■ Text excerpt:
++++++

According to the LA Times’ Borzou Daragahi:
Hard-line supporters of President Mahmoud Ahmadinejad employed the nation’s judiciary against two major moderate political parties in their boldest attempt to excise Iran’s reform movement from the political scene.
The prosecution at the fourth session of an extraordinary legal proceeding, derided by international and domestic legal experts as a “show trial,” put a severely disabled reformist leader on trial and urged the judge to outlaw the Islamic Iran Participation Front and the Islamic Revolution Mujahedin Organization, two pillars of the reform movement that took control of the country’s presidency and parliament during a liberal era that began in the late 1990s and ended earlier this decade.
That the ruling conservative hard-liners are using the judiciary to not only clamp down on the opposition, but to rig Iran’s democracy by banning leading opposition figures and parties from the political process, is widely reported as fact in the international media. Opposition leaders within Iran say the government is using the trials as a means to capitalize on what they say was a fraudulent election process designed to override the votes of ordinary Iranians.
The Iranian system of democracy has come under unprecedented scrutiny in the the months since the vote of 12 June 2009, as its complex layering of direct and indirect democratic structures is implicated in the jockeying for power among leading clerics and politicians. Iran’s constitution is very explicit in guaranteeing the right to free assembly and to free speech, both of which are being treated by the current government as threats to the republic.

++++++

■ Data provided:
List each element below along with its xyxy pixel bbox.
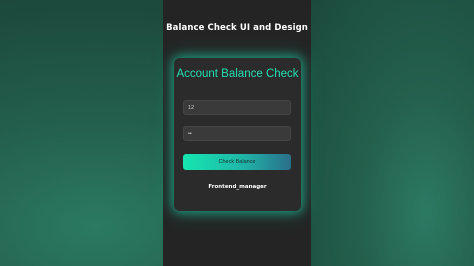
account-number-input[interactable] <box>183 100 291 115</box>
author-credit: Frontend_manager <box>208 184 267 190</box>
check-balance-button[interactable]: Check Balance <box>183 154 291 170</box>
background-right <box>311 0 474 266</box>
pin-input[interactable] <box>183 126 291 141</box>
page-title: Balance Check UI and Design <box>166 23 308 33</box>
card-title: Account Balance Check <box>176 68 299 80</box>
video-frame: Balance Check UI and Design Account Bala… <box>163 0 311 266</box>
balance-check-card: Account Balance Check Check Balance Fron… <box>174 58 301 211</box>
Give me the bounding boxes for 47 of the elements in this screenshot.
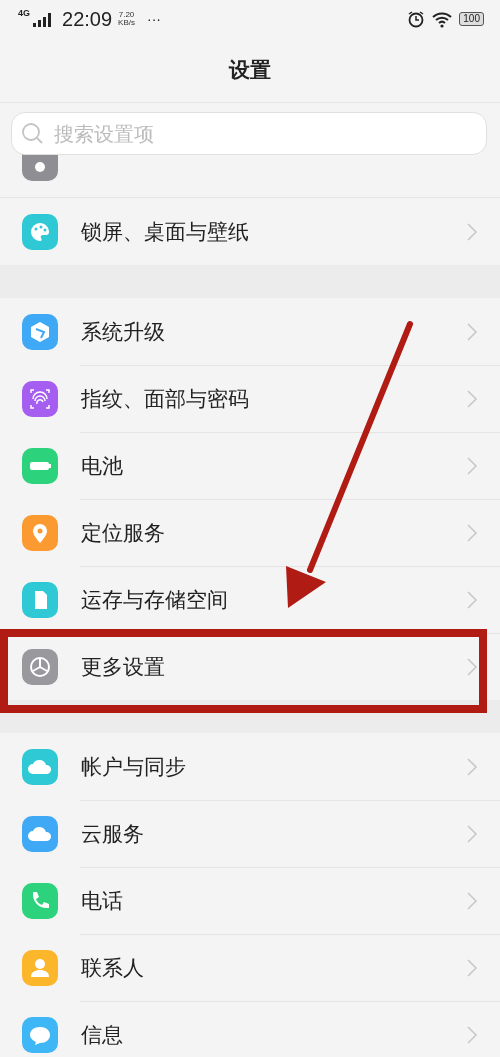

++++++

■ Task instructions:
[A] In the excerpt on Iran's post-election trials, which two political parties did the prosecution urge the judge to outlaw?
[B] Carry on the excerpt on Iran's post-election trials from its last sentence, in the same reporting style.

■ Task-by-task outputs:
[A] The Islamic Iran Participation Front and the Islamic Revolution Mujahedin Organization.

[B]
The constitution is also explicit in specifying that even the supreme leader is equal before the law, just one citizen among all. And, the constitutional process specifies that the supreme leader serves at the suffrage of the Assembly of Experts of Qom, a group of leading clerical intellectuals who determine the moral and theological fitness of an individual to serve in that post, equivalent to head of state. The Assembly of Experts is headed by Ayatollah Khamene’i’s arch-rival, the Ayatollah Akbar Hashemi Rafsanjani, himself a former president.
Even as Pres. Ahmedinejad, whom many believe did not win the June elections, selected his new cabinet, opposition leader Mir Hossein Mousavi announced the founding of a new movement called the Green Path of Hope or Green Way of Hope. His website specified that the Green Path of Hope is not a political party —which would require government permission— but rather a “grass roots and social network” aimed at fostering democracy and transparency.
The government’s attitude toward the grass-roots opposition movement has been uniformly hostile: after Mousavi and fellow opposition candidate Mehdi Karoubi joined in criticism of the mass prosecution of opposition figures, the government announced it would prosecute anyone who questioned or spread negative statements about the trial process itself.
Mousavi and former president Khatami have both voiced strong moral indignation over the trials and the brutality of the security offensive against opposition supporters. Khatami said the trials are an “insult” both to Iran and to Islam, and suggested that they endanger the republic itself. He said “Such play-acting … damages the system and reduces public trust”.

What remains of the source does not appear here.